REQUEST
Look through the lines below and extract any with the word "string".

MATERIAL
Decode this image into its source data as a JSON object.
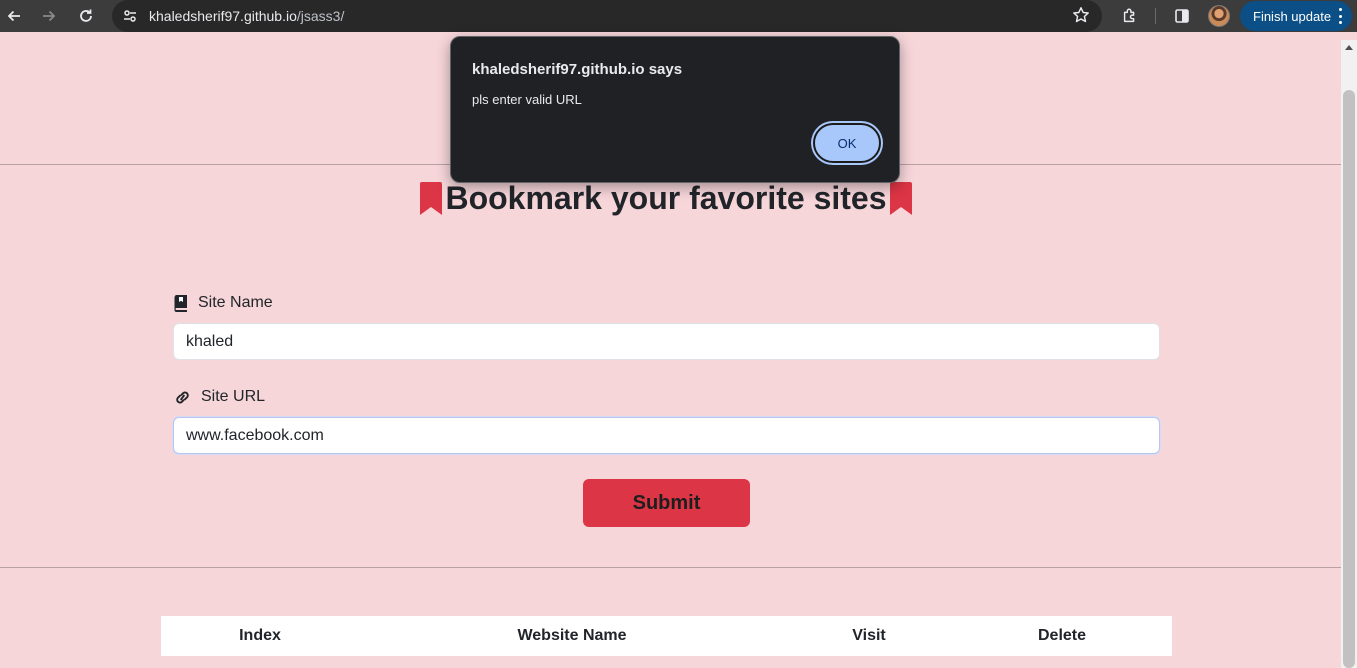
{
  "browser": {
    "url_host": "khaledsherif97.github.io",
    "url_path": "/jsass3/",
    "finish_update_label": "Finish update",
    "icons": [
      "back-icon",
      "forward-icon",
      "reload-icon",
      "site-info-icon",
      "bookmark-star-icon",
      "extensions-icon",
      "side-panel-icon",
      "profile-avatar",
      "menu-dots-icon"
    ]
  },
  "page": {
    "title": "Bookmark your favorite sites",
    "accent_color": "#dc3545",
    "background_color": "#f7d6da",
    "form": {
      "site_name_label": "Site Name",
      "site_name_value": "khaled",
      "site_url_label": "Site URL",
      "site_url_value": "www.facebook.com",
      "submit_label": "Submit"
    },
    "table": {
      "headers": [
        "Index",
        "Website Name",
        "Visit",
        "Delete"
      ]
    }
  },
  "alert": {
    "title": "khaledsherif97.github.io says",
    "message": "pls enter valid URL",
    "ok_label": "OK"
  }
}
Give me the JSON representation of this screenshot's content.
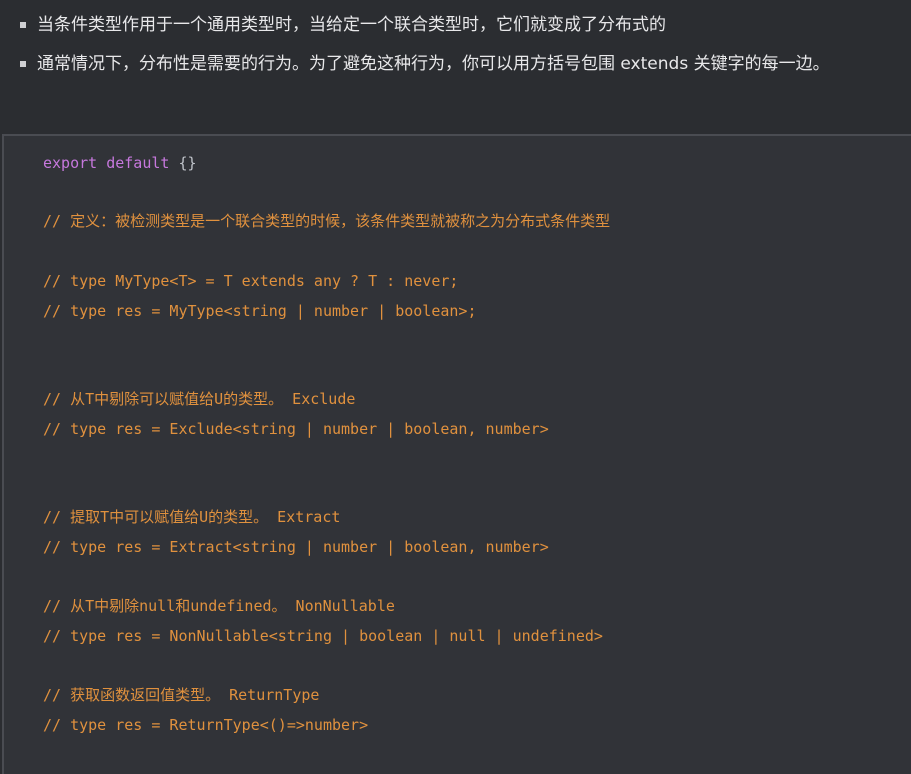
{
  "bullets": [
    {
      "text": "当条件类型作用于一个通用类型时，当给定一个联合类型时，它们就变成了分布式的"
    },
    {
      "text": "通常情况下，分布性是需要的行为。为了避免这种行为，你可以用方括号包围 extends 关键字的每一边。"
    }
  ],
  "code": {
    "export_keyword": "export default",
    "export_rest": " {}",
    "comments": [
      "// 定义：被检测类型是一个联合类型的时候，该条件类型就被称之为分布式条件类型",
      "// type MyType<T> = T extends any ? T : never;",
      "// type res = MyType<string | number | boolean>;",
      "// 从T中剔除可以赋值给U的类型。 Exclude",
      "// type res = Exclude<string | number | boolean, number>",
      "// 提取T中可以赋值给U的类型。 Extract",
      "// type res = Extract<string | number | boolean, number>",
      "// 从T中剔除null和undefined。 NonNullable",
      "// type res = NonNullable<string | boolean | null | undefined>",
      "// 获取函数返回值类型。 ReturnType",
      "// type res = ReturnType<()=>number>"
    ]
  }
}
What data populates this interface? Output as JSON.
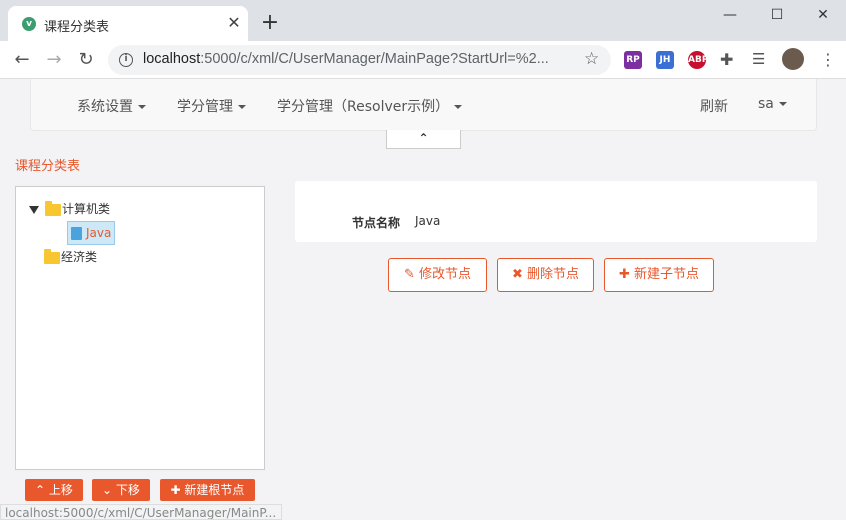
{
  "browser": {
    "tab_title": "课程分类表",
    "tab_favicon": "v",
    "url_host": "localhost",
    "url_rest": ":5000/c/xml/C/UserManager/MainPage?StartUrl=%2...",
    "status_url": "localhost:5000/c/xml/C/UserManager/MainP..."
  },
  "nav": {
    "menus": [
      "系统设置",
      "学分管理",
      "学分管理（Resolver示例）"
    ],
    "refresh": "刷新",
    "user": "sa"
  },
  "page": {
    "title": "课程分类表",
    "collapse_icon": "chevron-up-icon"
  },
  "tree": {
    "nodes": [
      {
        "label": "计算机类",
        "expanded": true,
        "icon": "folder-icon"
      },
      {
        "label": "Java",
        "selected": true,
        "icon": "file-icon"
      },
      {
        "label": "经济类",
        "icon": "folder-icon"
      }
    ]
  },
  "tree_buttons": {
    "up": "上移",
    "down": "下移",
    "new_root": "新建根节点"
  },
  "form": {
    "node_name_label": "节点名称",
    "node_name_value": "Java"
  },
  "actions": {
    "edit": "修改节点",
    "delete": "删除节点",
    "new_child": "新建子节点"
  },
  "colors": {
    "accent": "#e9582c"
  }
}
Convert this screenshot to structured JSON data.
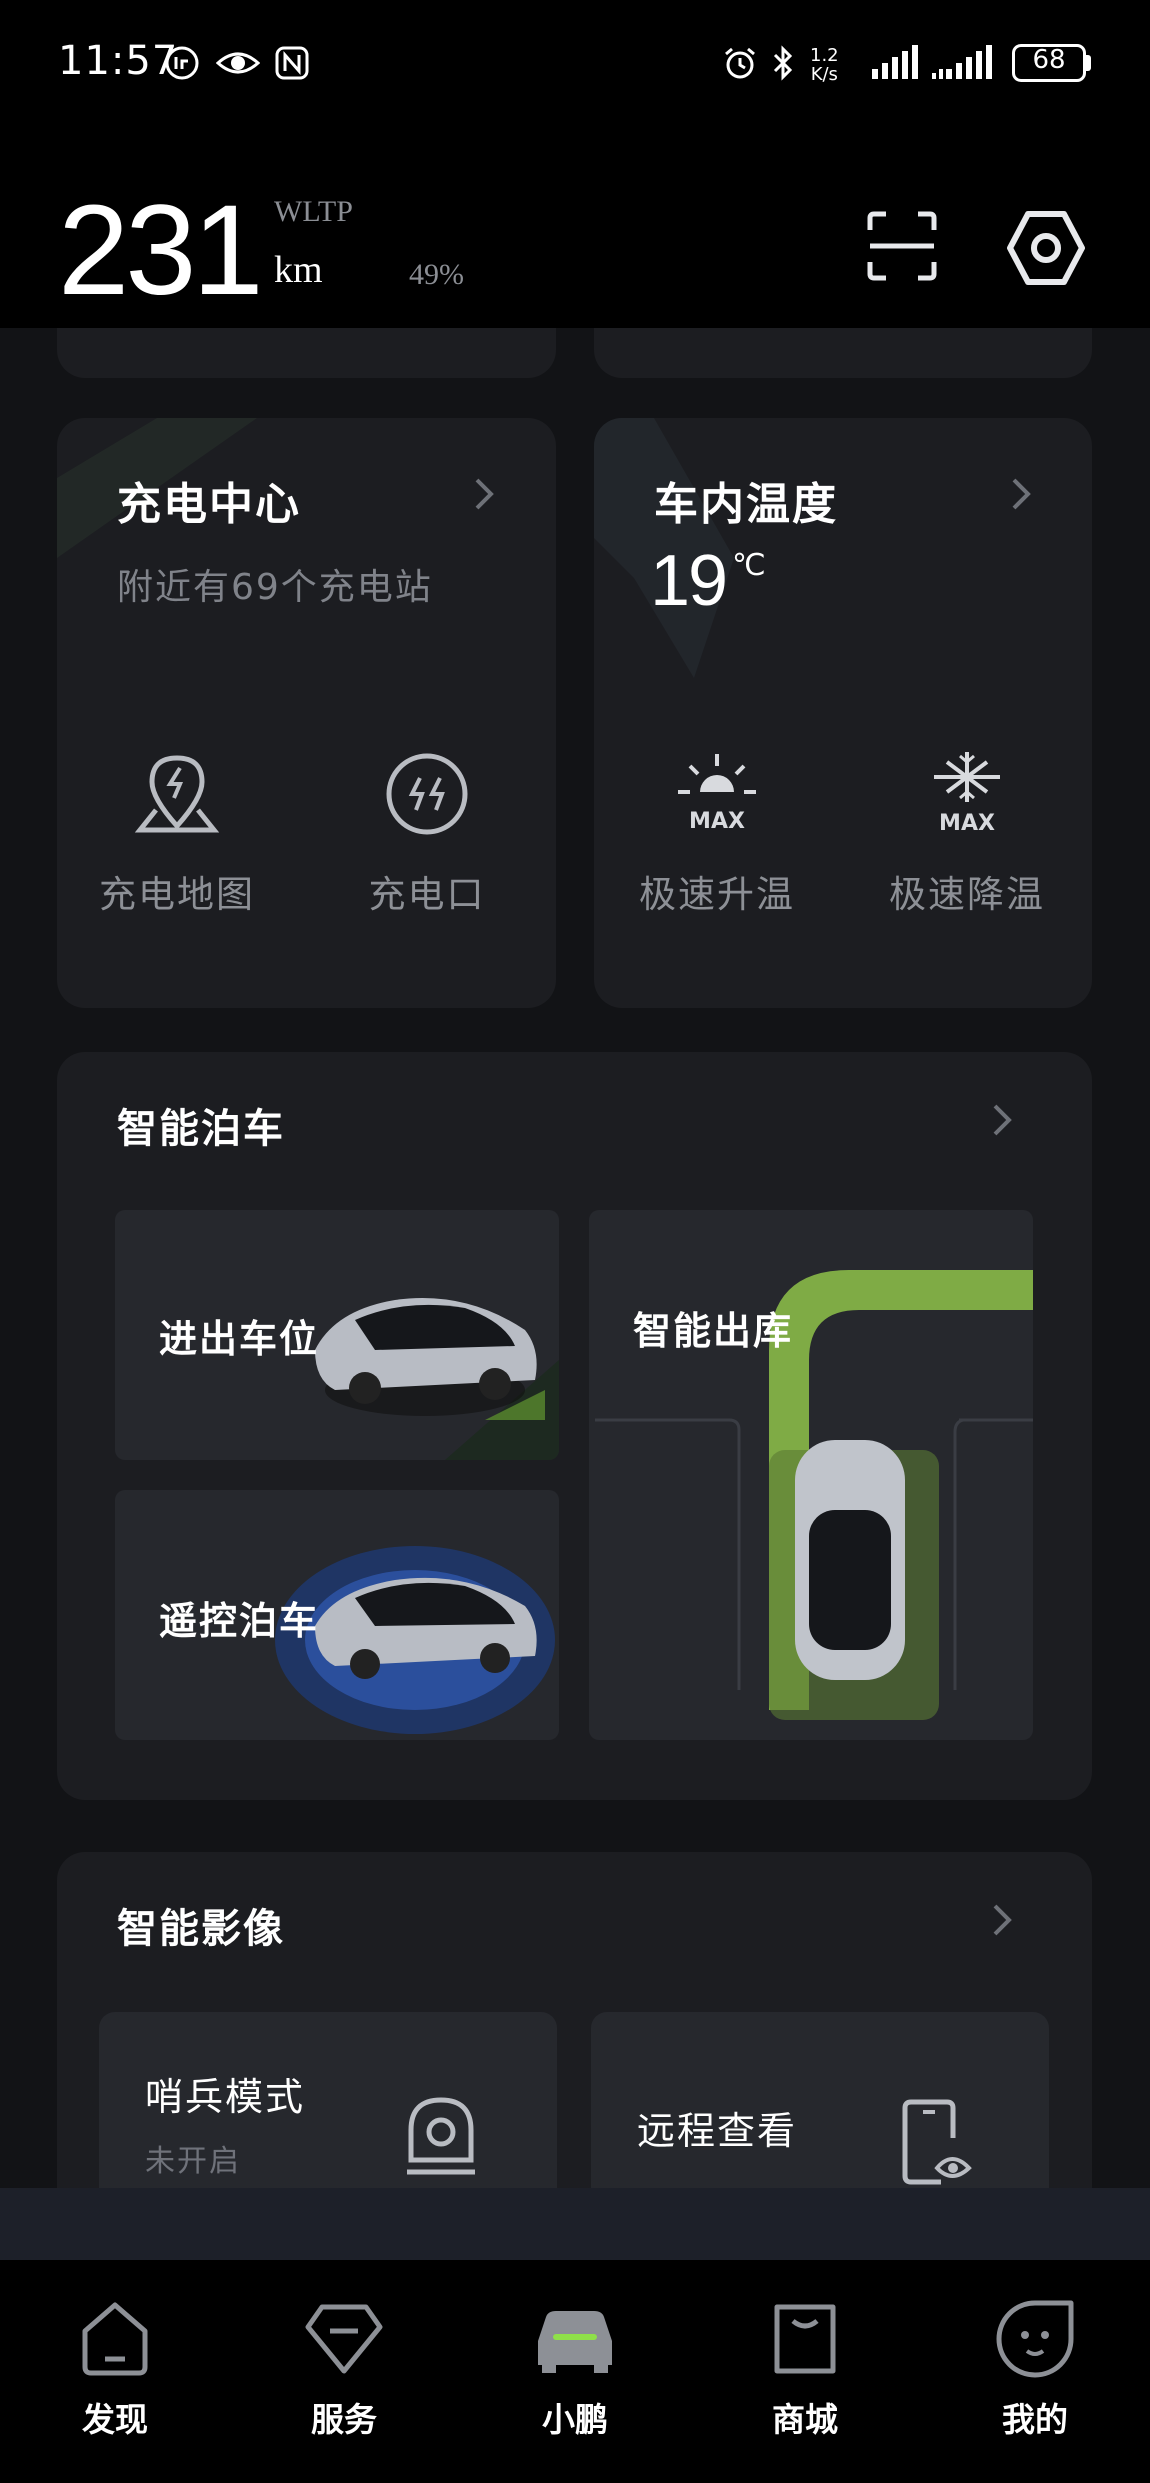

RESPONSE TO THIS TASK
      "// type res = MyType<string | number | boolean>;",
      "// type res = Exclude<string | number | boolean, number>",
      "// type res = Extract<string | number | boolean, number>",
      "// type res = NonNullable<string | boolean | null | undefined>",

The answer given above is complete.